======== Information supplied ========

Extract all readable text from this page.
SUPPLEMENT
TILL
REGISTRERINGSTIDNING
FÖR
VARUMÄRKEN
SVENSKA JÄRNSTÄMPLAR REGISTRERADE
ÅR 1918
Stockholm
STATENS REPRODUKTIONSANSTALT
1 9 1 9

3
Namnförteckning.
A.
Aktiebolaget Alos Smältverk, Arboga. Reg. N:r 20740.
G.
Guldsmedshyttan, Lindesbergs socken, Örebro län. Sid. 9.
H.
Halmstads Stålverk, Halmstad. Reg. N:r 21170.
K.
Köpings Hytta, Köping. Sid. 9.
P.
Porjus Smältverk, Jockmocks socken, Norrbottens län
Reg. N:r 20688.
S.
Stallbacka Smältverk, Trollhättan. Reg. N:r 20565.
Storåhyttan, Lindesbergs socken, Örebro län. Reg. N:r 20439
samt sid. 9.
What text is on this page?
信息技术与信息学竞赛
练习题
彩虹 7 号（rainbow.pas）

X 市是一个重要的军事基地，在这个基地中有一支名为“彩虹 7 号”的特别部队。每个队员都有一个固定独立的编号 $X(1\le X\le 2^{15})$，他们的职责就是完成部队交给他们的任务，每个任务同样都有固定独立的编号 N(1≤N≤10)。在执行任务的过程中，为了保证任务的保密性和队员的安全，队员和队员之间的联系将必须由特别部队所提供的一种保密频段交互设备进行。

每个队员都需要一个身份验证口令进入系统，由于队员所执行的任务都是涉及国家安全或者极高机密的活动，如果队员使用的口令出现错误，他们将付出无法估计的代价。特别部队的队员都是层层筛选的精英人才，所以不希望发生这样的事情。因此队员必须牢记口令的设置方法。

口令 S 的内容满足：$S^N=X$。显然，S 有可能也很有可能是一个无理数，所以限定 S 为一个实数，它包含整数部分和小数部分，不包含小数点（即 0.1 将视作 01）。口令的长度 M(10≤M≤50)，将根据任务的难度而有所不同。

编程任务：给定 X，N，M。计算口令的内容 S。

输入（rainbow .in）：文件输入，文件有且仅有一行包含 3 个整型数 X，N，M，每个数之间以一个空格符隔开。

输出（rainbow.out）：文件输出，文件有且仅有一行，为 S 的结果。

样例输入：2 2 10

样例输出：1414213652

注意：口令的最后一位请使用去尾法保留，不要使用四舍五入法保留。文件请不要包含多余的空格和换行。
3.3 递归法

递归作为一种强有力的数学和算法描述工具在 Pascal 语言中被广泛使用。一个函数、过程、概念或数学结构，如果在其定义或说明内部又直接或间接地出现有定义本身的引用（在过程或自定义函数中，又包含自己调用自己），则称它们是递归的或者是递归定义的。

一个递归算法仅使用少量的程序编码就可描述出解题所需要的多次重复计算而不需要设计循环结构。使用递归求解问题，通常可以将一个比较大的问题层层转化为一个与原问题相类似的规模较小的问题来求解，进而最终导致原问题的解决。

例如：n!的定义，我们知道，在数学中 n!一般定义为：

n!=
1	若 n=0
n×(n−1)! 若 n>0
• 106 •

========

Task details - Write out the entire listing exactly.

Correct response -
Extract all readable text from this page.
SUPPLEMENT
TILL
REGISTRERINGSTIDNING
FÖR
VARUMÄRKEN
SVENSKA JÄRNSTÄMPLAR REGISTRERADE
ÅR 1918
Stockholm
STATENS REPRODUKTIONSANSTALT
1 9 1 9

3
Namnförteckning.
A.
Aktiebolaget Alos Smältverk, Arboga. Reg. N:r 20740.
G.
Guldsmedshyttan, Lindesbergs socken, Örebro län. Sid. 9.
H.
Halmstads Stålverk, Halmstad. Reg. N:r 21170.
K.
Köpings Hytta, Köping. Sid. 9.
P.
Porjus Smältverk, Jockmocks socken, Norrbottens län
Reg. N:r 20688.
S.
Stallbacka Smältverk, Trollhättan. Reg. N:r 20565.
Storåhyttan, Lindesbergs socken, Örebro län. Reg. N:r 20439
samt sid. 9.
What text is on this page?
信息技术与信息学竞赛
练习题
彩虹 7 号（rainbow.pas）

X 市是一个重要的军事基地，在这个基地中有一支名为“彩虹 7 号”的特别部队。每个队员都有一个固定独立的编号 $X(1\le X\le 2^{15})$，他们的职责就是完成部队交给他们的任务，每个任务同样都有固定独立的编号 N(1≤N≤10)。在执行任务的过程中，为了保证任务的保密性和队员的安全，队员和队员之间的联系将必须由特别部队所提供的一种保密频段交互设备进行。

每个队员都需要一个身份验证口令进入系统，由于队员所执行的任务都是涉及国家安全或者极高机密的活动，如果队员使用的口令出现错误，他们将付出无法估计的代价。特别部队的队员都是层层筛选的精英人才，所以不希望发生这样的事情。因此队员必须牢记口令的设置方法。

口令 S 的内容满足：$S^N=X$。显然，S 有可能也很有可能是一个无理数，所以限定 S 为一个实数，它包含整数部分和小数部分，不包含小数点（即 0.1 将视作 01）。口令的长度 M(10≤M≤50)，将根据任务的难度而有所不同。

编程任务：给定 X，N，M。计算口令的内容 S。

输入（rainbow .in）：文件输入，文件有且仅有一行包含 3 个整型数 X，N，M，每个数之间以一个空格符隔开。

输出（rainbow.out）：文件输出，文件有且仅有一行，为 S 的结果。

样例输入：2 2 10

样例输出：1414213652

注意：口令的最后一位请使用去尾法保留，不要使用四舍五入法保留。文件请不要包含多余的空格和换行。
3.3 递归法

递归作为一种强有力的数学和算法描述工具在 Pascal 语言中被广泛使用。一个函数、过程、概念或数学结构，如果在其定义或说明内部又直接或间接地出现有定义本身的引用（在过程或自定义函数中，又包含自己调用自己），则称它们是递归的或者是递归定义的。

一个递归算法仅使用少量的程序编码就可描述出解题所需要的多次重复计算而不需要设计循环结构。使用递归求解问题，通常可以将一个比较大的问题层层转化为一个与原问题相类似的规模较小的问题来求解，进而最终导致原问题的解决。

例如：n!的定义，我们知道，在数学中 n!一般定义为：

n!=
1	若 n=0
n×(n−1)! 若 n>0
• 106 •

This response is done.